+++ RECORDED INFORMATION +++
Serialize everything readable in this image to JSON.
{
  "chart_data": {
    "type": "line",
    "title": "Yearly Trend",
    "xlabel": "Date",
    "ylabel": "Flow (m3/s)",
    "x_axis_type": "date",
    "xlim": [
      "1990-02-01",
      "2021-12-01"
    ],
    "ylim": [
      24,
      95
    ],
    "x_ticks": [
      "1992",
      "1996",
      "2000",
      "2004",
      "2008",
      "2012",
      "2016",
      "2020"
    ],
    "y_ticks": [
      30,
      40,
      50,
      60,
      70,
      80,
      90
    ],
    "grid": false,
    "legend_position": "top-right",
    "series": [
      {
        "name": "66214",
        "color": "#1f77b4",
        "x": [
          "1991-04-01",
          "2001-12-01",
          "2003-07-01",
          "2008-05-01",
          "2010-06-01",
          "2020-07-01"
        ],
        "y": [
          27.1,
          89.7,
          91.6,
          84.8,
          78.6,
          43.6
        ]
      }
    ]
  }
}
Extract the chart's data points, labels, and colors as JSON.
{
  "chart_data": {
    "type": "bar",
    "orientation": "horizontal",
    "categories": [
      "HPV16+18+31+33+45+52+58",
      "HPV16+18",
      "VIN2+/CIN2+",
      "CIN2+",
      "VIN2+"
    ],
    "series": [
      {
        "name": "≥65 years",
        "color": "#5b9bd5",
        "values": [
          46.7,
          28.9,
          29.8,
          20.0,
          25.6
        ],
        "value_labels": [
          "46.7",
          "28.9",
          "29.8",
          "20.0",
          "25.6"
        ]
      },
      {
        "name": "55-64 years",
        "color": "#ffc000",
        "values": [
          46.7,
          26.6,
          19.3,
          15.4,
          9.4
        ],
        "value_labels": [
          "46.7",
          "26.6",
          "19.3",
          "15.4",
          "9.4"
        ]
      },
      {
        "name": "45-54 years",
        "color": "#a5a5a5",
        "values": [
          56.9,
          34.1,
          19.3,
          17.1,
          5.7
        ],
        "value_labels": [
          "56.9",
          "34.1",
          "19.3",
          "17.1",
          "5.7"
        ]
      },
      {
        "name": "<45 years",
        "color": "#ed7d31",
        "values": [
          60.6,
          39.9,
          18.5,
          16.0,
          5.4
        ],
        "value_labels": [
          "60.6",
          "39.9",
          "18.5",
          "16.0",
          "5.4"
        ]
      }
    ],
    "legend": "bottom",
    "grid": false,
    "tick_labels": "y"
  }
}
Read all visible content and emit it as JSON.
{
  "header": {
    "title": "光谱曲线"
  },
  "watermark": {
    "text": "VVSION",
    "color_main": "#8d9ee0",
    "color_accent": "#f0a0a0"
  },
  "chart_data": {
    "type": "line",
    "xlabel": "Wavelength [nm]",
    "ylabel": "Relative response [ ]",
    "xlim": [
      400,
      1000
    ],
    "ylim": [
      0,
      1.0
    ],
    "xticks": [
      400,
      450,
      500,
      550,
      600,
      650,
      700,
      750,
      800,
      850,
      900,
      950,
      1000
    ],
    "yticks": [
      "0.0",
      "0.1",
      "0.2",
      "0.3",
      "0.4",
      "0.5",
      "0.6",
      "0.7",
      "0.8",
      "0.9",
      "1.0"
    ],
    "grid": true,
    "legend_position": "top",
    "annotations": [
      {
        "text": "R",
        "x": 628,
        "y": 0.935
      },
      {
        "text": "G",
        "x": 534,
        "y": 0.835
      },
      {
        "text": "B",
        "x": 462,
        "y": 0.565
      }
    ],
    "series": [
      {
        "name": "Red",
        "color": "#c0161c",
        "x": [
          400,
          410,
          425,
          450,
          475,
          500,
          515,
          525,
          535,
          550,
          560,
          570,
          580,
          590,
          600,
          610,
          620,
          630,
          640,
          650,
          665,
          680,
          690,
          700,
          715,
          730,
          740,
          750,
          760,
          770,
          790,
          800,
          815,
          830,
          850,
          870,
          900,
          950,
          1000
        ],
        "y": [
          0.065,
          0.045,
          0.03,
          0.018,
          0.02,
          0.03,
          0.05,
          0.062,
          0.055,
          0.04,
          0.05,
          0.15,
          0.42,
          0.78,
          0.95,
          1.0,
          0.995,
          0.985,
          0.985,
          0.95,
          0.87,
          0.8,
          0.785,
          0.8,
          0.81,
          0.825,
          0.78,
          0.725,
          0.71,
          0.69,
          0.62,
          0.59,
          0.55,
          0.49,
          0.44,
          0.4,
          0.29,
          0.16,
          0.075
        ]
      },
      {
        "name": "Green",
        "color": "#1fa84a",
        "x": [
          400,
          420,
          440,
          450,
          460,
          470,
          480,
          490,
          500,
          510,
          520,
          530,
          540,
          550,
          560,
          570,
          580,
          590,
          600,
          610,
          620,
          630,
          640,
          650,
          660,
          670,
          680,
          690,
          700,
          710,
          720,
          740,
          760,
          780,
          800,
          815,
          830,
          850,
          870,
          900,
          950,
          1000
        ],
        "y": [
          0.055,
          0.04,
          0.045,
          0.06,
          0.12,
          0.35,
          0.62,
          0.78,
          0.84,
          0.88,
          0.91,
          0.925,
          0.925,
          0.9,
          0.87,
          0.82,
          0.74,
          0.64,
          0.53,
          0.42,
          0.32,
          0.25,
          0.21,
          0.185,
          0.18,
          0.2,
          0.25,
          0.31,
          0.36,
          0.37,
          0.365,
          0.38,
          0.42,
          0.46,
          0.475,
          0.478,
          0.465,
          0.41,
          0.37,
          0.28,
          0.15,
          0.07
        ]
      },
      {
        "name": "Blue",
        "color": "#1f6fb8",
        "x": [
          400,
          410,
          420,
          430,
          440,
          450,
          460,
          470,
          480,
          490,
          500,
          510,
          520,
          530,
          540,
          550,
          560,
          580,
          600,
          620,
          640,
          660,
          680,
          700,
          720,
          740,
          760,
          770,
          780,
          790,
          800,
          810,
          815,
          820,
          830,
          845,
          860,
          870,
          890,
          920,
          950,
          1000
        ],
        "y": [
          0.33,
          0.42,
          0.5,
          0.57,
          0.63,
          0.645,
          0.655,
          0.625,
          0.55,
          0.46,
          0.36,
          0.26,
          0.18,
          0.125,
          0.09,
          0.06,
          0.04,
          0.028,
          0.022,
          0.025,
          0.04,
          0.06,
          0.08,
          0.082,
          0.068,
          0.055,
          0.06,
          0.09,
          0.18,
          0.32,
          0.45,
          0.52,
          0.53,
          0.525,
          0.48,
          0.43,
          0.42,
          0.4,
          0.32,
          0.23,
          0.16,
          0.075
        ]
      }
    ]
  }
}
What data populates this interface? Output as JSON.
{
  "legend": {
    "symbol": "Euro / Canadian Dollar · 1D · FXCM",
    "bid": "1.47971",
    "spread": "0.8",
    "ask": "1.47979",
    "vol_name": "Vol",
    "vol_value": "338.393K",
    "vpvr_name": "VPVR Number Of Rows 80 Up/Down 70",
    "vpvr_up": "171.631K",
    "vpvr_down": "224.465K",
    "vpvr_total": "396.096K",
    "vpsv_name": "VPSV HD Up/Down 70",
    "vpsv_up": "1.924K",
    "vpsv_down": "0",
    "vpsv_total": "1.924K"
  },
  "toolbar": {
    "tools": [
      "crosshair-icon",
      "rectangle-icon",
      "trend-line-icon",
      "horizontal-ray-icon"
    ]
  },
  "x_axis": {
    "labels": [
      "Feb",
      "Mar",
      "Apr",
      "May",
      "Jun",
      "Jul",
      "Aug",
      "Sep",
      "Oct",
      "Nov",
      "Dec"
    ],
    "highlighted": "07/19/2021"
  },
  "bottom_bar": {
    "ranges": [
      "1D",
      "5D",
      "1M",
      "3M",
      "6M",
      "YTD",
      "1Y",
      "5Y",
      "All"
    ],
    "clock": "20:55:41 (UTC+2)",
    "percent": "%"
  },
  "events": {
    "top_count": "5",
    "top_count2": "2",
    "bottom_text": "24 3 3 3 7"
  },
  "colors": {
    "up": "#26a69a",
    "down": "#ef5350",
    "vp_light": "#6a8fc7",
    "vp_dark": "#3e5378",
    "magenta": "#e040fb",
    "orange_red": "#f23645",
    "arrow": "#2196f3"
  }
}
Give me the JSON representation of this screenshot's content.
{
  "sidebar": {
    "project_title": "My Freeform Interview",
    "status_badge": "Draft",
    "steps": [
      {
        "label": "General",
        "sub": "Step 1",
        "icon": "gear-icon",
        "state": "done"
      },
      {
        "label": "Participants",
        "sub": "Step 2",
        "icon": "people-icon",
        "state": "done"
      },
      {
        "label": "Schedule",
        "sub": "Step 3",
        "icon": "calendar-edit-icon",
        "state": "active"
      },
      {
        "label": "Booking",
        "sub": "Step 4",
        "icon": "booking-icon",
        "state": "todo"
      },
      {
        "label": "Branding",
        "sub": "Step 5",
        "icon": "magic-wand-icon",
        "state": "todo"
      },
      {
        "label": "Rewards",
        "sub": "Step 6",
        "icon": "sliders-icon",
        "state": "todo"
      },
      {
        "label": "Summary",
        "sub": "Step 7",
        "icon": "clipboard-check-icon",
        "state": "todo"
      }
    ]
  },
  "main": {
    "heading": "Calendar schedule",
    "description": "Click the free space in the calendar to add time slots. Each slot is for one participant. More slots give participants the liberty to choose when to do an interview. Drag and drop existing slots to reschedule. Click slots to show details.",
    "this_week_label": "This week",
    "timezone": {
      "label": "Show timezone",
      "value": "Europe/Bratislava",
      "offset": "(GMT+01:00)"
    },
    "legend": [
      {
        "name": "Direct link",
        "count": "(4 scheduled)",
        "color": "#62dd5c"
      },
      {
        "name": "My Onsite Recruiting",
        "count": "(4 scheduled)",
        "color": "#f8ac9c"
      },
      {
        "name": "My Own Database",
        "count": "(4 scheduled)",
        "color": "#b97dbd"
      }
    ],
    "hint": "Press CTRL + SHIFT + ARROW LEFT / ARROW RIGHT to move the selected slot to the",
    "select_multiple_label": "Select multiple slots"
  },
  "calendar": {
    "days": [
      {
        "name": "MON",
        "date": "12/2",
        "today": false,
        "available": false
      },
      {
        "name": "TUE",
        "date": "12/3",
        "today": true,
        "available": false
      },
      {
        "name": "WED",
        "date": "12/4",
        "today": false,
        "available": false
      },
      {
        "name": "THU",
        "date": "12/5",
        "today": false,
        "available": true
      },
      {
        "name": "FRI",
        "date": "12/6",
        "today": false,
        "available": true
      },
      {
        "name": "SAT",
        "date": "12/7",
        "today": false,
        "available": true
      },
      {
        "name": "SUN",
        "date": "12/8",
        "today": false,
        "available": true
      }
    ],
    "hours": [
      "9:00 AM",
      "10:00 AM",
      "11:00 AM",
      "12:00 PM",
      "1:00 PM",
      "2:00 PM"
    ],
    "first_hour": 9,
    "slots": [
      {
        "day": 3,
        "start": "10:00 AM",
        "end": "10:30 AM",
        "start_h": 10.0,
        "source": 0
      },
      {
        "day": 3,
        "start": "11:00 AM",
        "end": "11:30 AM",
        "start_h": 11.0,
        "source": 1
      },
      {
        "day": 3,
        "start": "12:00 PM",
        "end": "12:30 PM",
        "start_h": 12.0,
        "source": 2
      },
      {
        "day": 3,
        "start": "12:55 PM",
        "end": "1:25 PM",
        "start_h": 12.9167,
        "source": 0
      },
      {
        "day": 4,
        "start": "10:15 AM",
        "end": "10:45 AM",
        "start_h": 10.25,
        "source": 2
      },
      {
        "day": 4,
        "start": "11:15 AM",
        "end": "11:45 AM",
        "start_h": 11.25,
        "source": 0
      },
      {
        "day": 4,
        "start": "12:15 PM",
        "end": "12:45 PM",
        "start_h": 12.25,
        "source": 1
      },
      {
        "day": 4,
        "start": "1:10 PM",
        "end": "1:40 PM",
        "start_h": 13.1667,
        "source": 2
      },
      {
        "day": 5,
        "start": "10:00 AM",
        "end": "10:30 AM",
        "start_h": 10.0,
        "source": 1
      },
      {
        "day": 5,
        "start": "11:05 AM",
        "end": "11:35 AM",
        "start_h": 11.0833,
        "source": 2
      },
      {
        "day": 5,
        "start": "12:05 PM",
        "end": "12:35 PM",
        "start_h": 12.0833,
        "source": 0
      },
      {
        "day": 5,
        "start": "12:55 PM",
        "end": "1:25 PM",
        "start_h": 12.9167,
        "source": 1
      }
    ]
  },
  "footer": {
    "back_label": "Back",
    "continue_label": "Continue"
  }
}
+++
AIM. Show all lines from the listing above in which "colors" appears.

THE COMPLETED TASK.
Extract the chart's data points, labels, and colors as JSON.
  "colors": {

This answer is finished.